── DATA RECORDS

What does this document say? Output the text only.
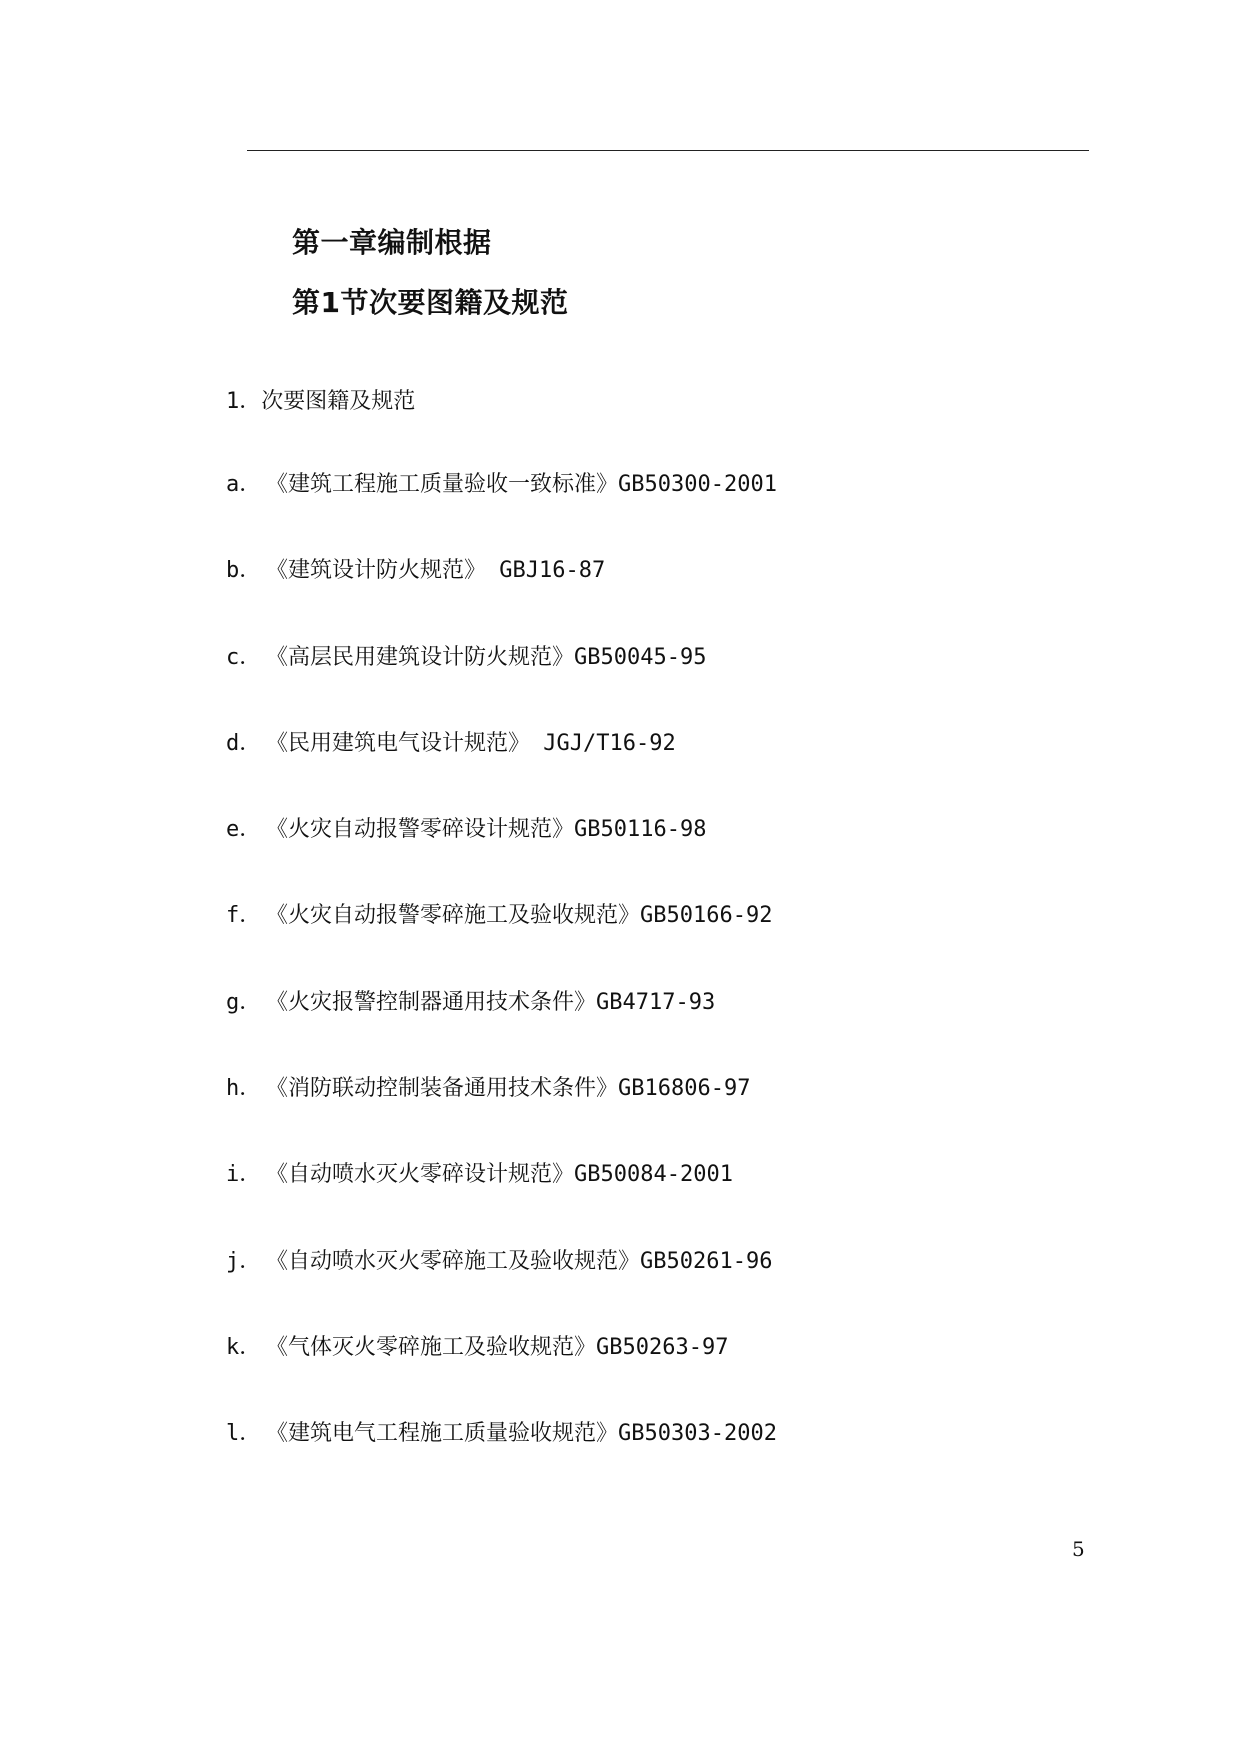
第一章编制根据
第1节次要图籍及规范
1．次要图籍及规范
a． 《建筑工程施工质量验收一致标准》GB50300-2001
b． 《建筑设计防火规范》 GBJ16-87
c． 《高层民用建筑设计防火规范》GB50045-95
d． 《民用建筑电气设计规范》 JGJ/T16-92
e． 《火灾自动报警零碎设计规范》GB50116-98
f． 《火灾自动报警零碎施工及验收规范》GB50166-92
g． 《火灾报警控制器通用技术条件》GB4717-93
h． 《消防联动控制装备通用技术条件》GB16806-97
i． 《自动喷水灭火零碎设计规范》GB50084-2001
j． 《自动喷水灭火零碎施工及验收规范》GB50261-96
k． 《气体灭火零碎施工及验收规范》GB50263-97
l． 《建筑电气工程施工质量验收规范》GB50303-2002
5
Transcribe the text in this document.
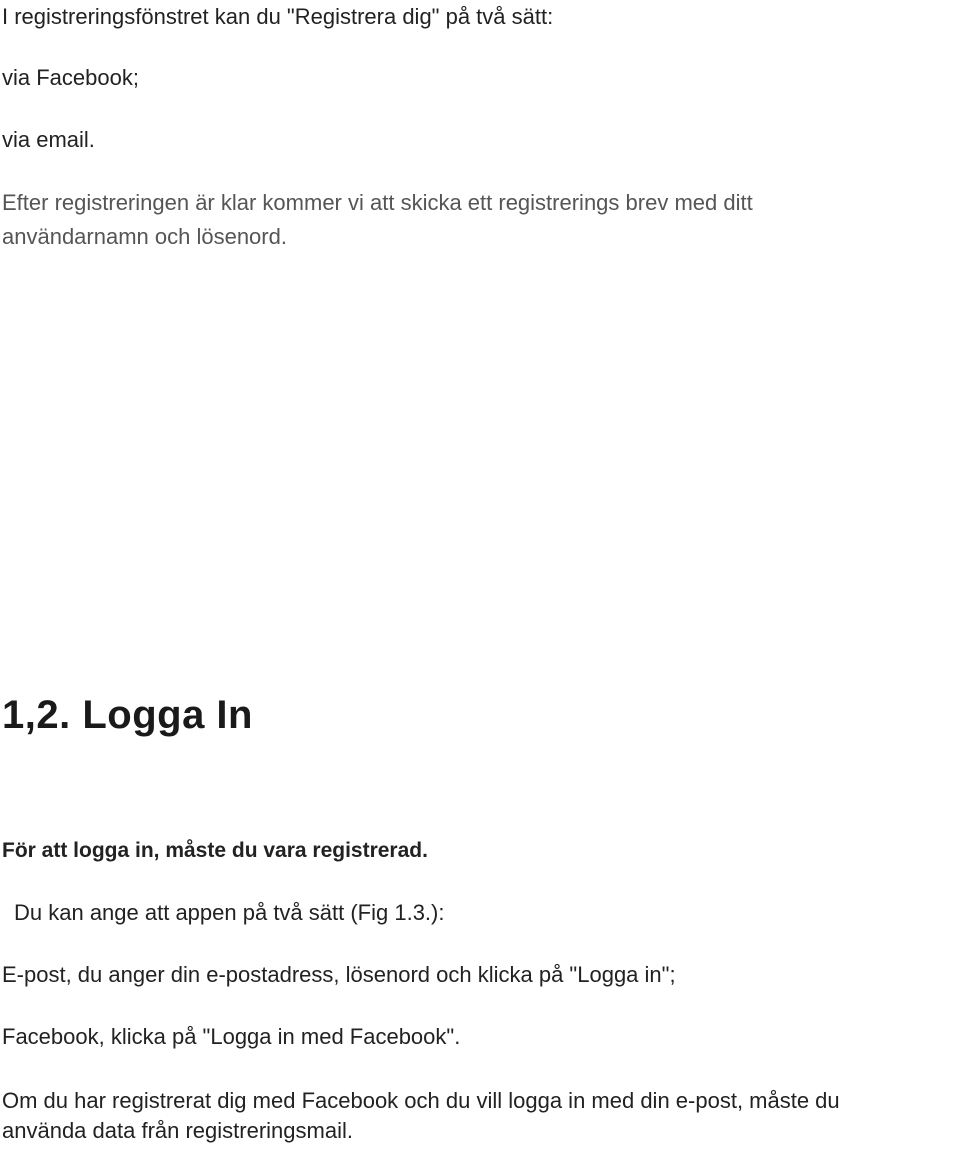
I registreringsfönstret kan du "Registrera dig" på två sätt:

via Facebook;

via email.

Efter registreringen är klar kommer vi att skicka ett registrerings brev med ditt

användarnamn och lösenord.

1,2. Logga In

För att logga in, måste du vara registrerad.

Du kan ange att appen på två sätt (Fig 1.3.):

E-post, du anger din e-postadress, lösenord och klicka på "Logga in";

Facebook, klicka på "Logga in med Facebook".

Om du har registrerat dig med Facebook och du vill logga in med din e-post, måste du

använda data från registreringsmail.
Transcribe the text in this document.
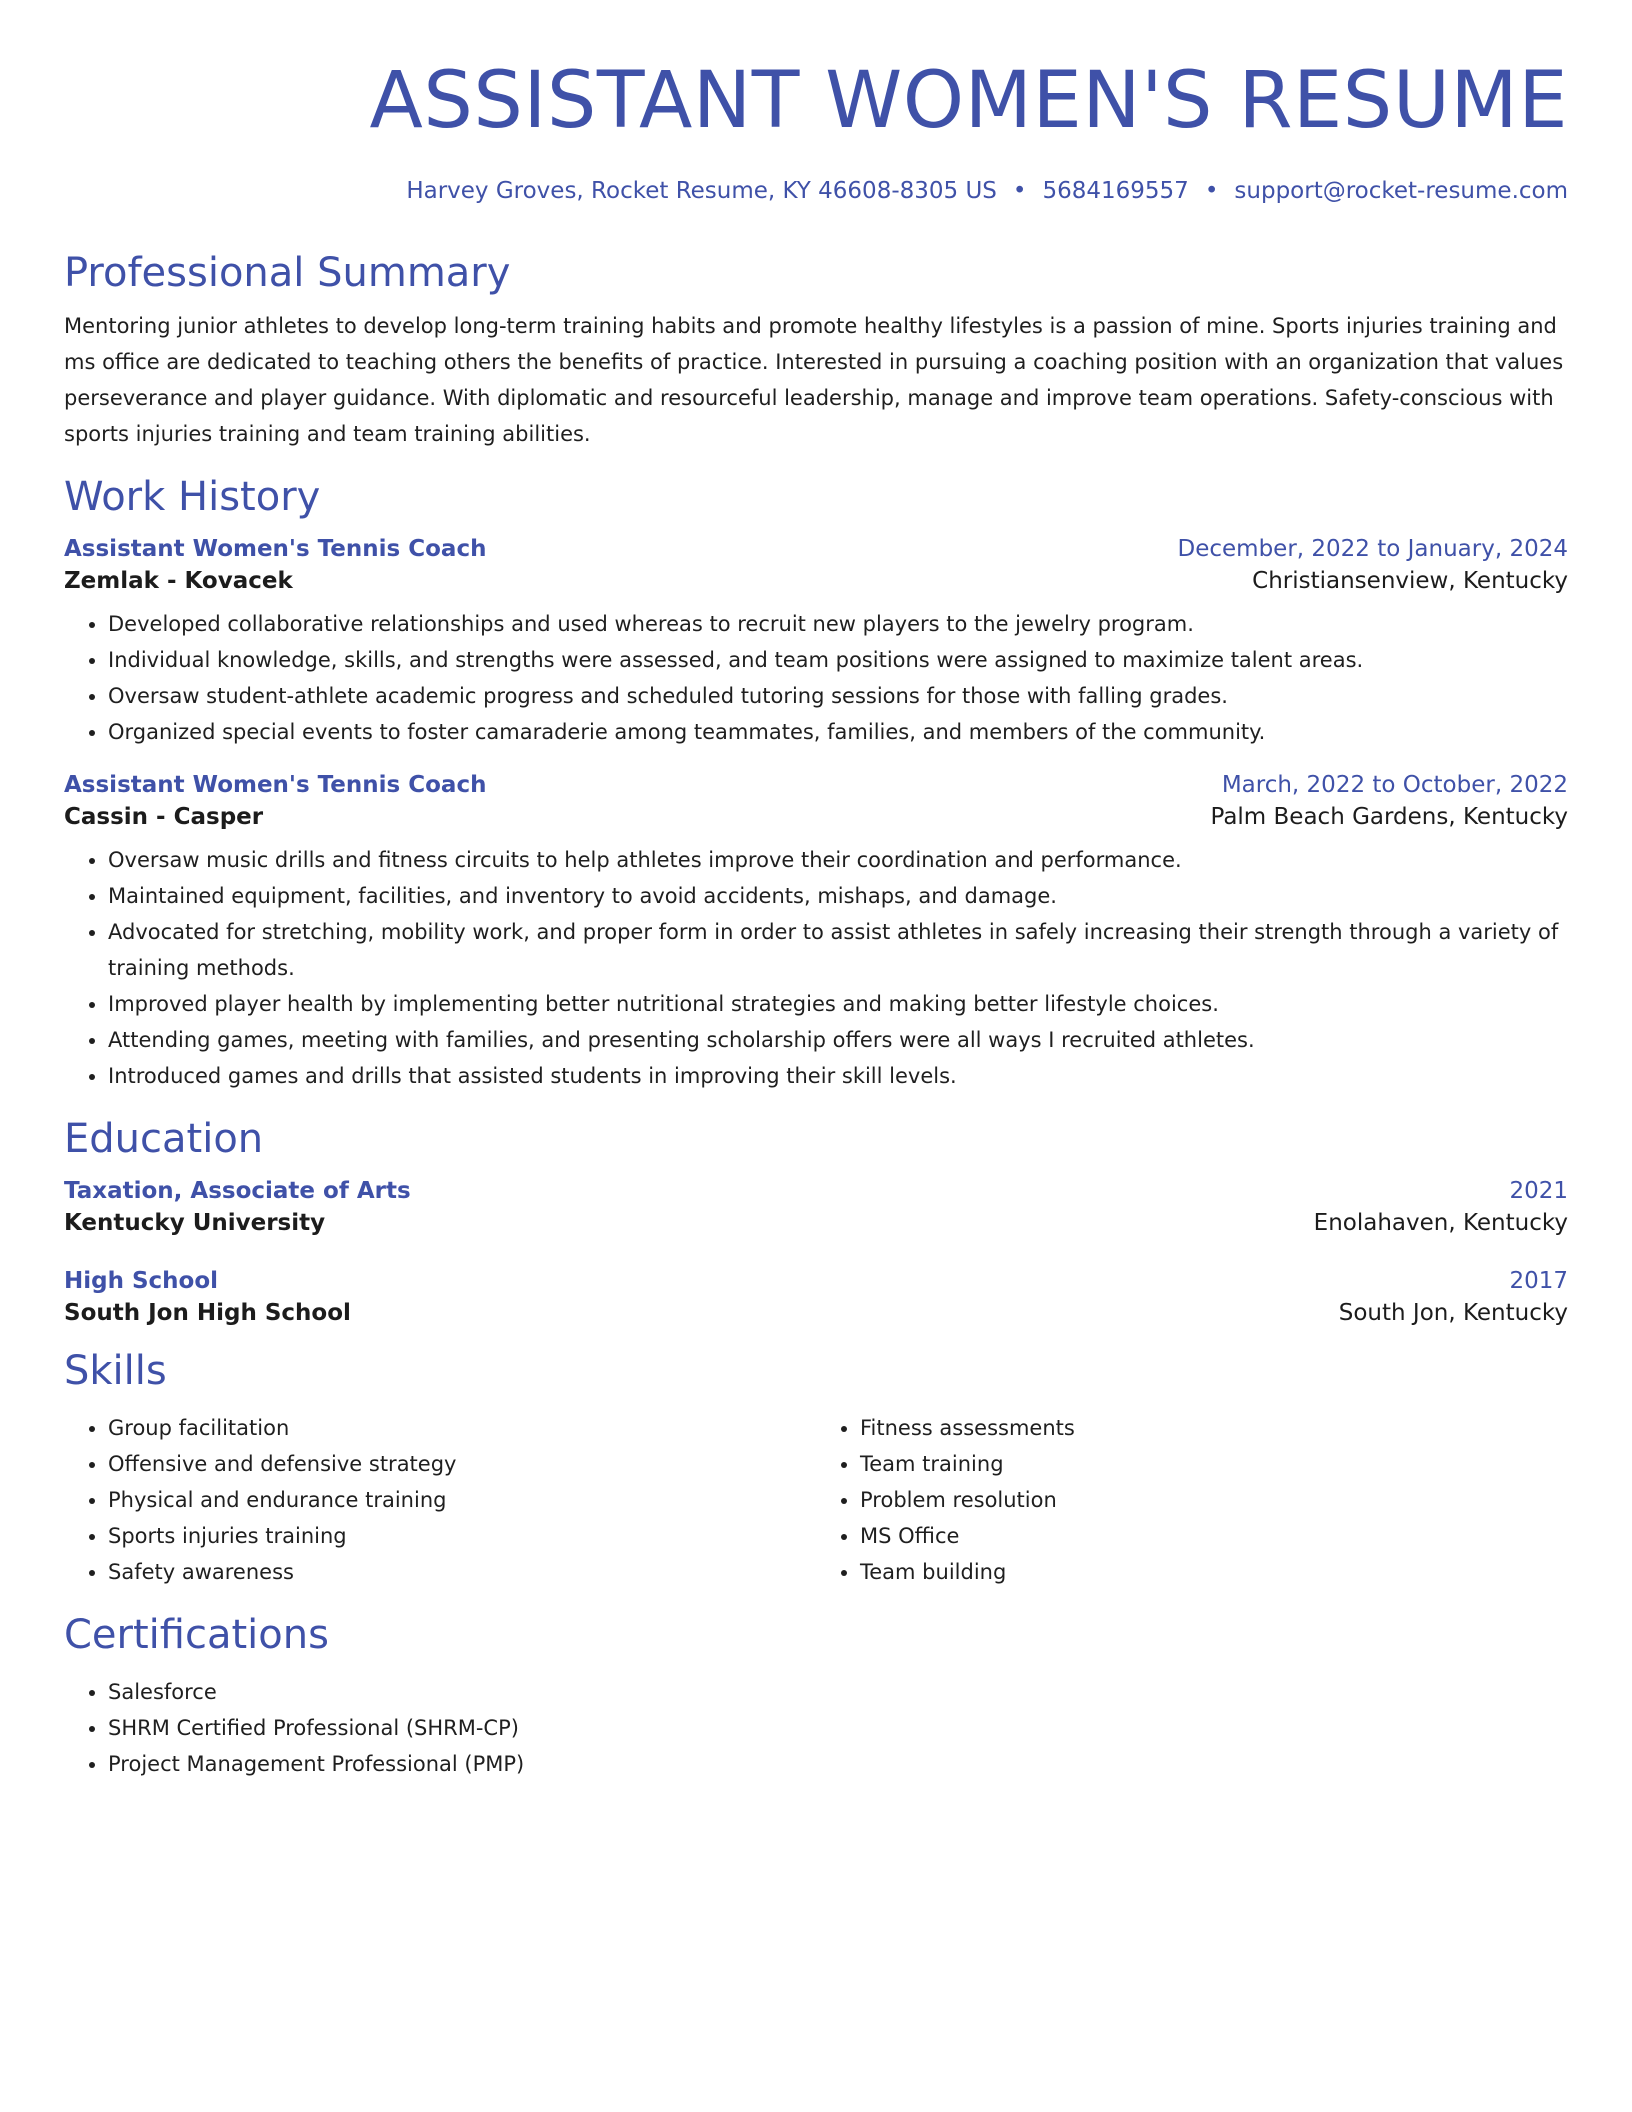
ASSISTANT WOMEN'S RESUME
Harvey Groves, Rocket Resume, KY 46608-8305 US • 5684169557 • support@rocket-resume.com
Professional Summary

Mentoring junior athletes to develop long-term training habits and promote healthy lifestyles is a passion of mine. Sports injuries training and ms office are dedicated to teaching others the benefits of practice. Interested in pursuing a coaching position with an organization that values perseverance and player guidance. With diplomatic and resourceful leadership, manage and improve team operations. Safety-conscious with sports injuries training and team training abilities.

Work History
Assistant Women's Tennis Coach	December, 2022 to January, 2024
Zemlak - Kovacek	Christiansenview, Kentucky
• Developed collaborative relationships and used whereas to recruit new players to the jewelry program.
• Individual knowledge, skills, and strengths were assessed, and team positions were assigned to maximize talent areas.
• Oversaw student-athlete academic progress and scheduled tutoring sessions for those with falling grades.
• Organized special events to foster camaraderie among teammates, families, and members of the community.
Assistant Women's Tennis Coach	March, 2022 to October, 2022
Cassin - Casper	Palm Beach Gardens, Kentucky
• Oversaw music drills and fitness circuits to help athletes improve their coordination and performance.
• Maintained equipment, facilities, and inventory to avoid accidents, mishaps, and damage.
• Advocated for stretching, mobility work, and proper form in order to assist athletes in safely increasing their strength through a variety of training methods.
• Improved player health by implementing better nutritional strategies and making better lifestyle choices.
• Attending games, meeting with families, and presenting scholarship offers were all ways I recruited athletes.
• Introduced games and drills that assisted students in improving their skill levels.
Education
Taxation, Associate of Arts	2021
Kentucky University	Enolahaven, Kentucky
High School	2017
South Jon High School	South Jon, Kentucky
Skills
• Group facilitation
• Offensive and defensive strategy
• Physical and endurance training
• Sports injuries training
• Safety awareness
• Fitness assessments
• Team training
• Problem resolution
• MS Office
• Team building
Certifications
• Salesforce
• SHRM Certified Professional (SHRM-CP)
• Project Management Professional (PMP)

────

** TASK DIRECTIONS **
Make an exact copy of all entries above, dropping the images.

** CORRECT ANSWER **
What does this document say? Output the text only.
第一章编制根据
第1节次要图籍及规范
1．次要图籍及规范
a． 《建筑工程施工质量验收一致标准》GB50300-2001
b． 《建筑设计防火规范》 GBJ16-87
c． 《高层民用建筑设计防火规范》GB50045-95
d． 《民用建筑电气设计规范》 JGJ/T16-92
e． 《火灾自动报警零碎设计规范》GB50116-98
f． 《火灾自动报警零碎施工及验收规范》GB50166-92
g． 《火灾报警控制器通用技术条件》GB4717-93
h． 《消防联动控制装备通用技术条件》GB16806-97
i． 《自动喷水灭火零碎设计规范》GB50084-2001
j． 《自动喷水灭火零碎施工及验收规范》GB50261-96
k． 《气体灭火零碎施工及验收规范》GB50263-97
l． 《建筑电气工程施工质量验收规范》GB50303-2002
5
Transcribe the text in this document.
I registreringsfönstret kan du "Registrera dig" på två sätt:

via Facebook;

via email.

Efter registreringen är klar kommer vi att skicka ett registrerings brev med ditt

användarnamn och lösenord.

1,2. Logga In

För att logga in, måste du vara registrerad.

Du kan ange att appen på två sätt (Fig 1.3.):

E-post, du anger din e-postadress, lösenord och klicka på "Logga in";

Facebook, klicka på "Logga in med Facebook".

Om du har registrerat dig med Facebook och du vill logga in med din e-post, måste du

använda data från registreringsmail.
Transcribe the text in this document.
ASSISTANT WOMEN'S RESUME
Harvey Groves, Rocket Resume, KY 46608-8305 US • 5684169557 • support@rocket-resume.com
Professional Summary

Mentoring junior athletes to develop long-term training habits and promote healthy lifestyles is a passion of mine. Sports injuries training and ms office are dedicated to teaching others the benefits of practice. Interested in pursuing a coaching position with an organization that values perseverance and player guidance. With diplomatic and resourceful leadership, manage and improve team operations. Safety-conscious with sports injuries training and team training abilities.

Work History
Assistant Women's Tennis Coach	December, 2022 to January, 2024
Zemlak - Kovacek	Christiansenview, Kentucky
• Developed collaborative relationships and used whereas to recruit new players to the jewelry program.
• Individual knowledge, skills, and strengths were assessed, and team positions were assigned to maximize talent areas.
• Oversaw student-athlete academic progress and scheduled tutoring sessions for those with falling grades.
• Organized special events to foster camaraderie among teammates, families, and members of the community.
Assistant Women's Tennis Coach	March, 2022 to October, 2022
Cassin - Casper	Palm Beach Gardens, Kentucky
• Oversaw music drills and fitness circuits to help athletes improve their coordination and performance.
• Maintained equipment, facilities, and inventory to avoid accidents, mishaps, and damage.
• Advocated for stretching, mobility work, and proper form in order to assist athletes in safely increasing their strength through a variety of training methods.
• Improved player health by implementing better nutritional strategies and making better lifestyle choices.
• Attending games, meeting with families, and presenting scholarship offers were all ways I recruited athletes.
• Introduced games and drills that assisted students in improving their skill levels.
Education
Taxation, Associate of Arts	2021
Kentucky University	Enolahaven, Kentucky
High School	2017
South Jon High School	South Jon, Kentucky
Skills
• Group facilitation
• Offensive and defensive strategy
• Physical and endurance training
• Sports injuries training
• Safety awareness
• Fitness assessments
• Team training
• Problem resolution
• MS Office
• Team building
Certifications
• Salesforce
• SHRM Certified Professional (SHRM-CP)
• Project Management Professional (PMP)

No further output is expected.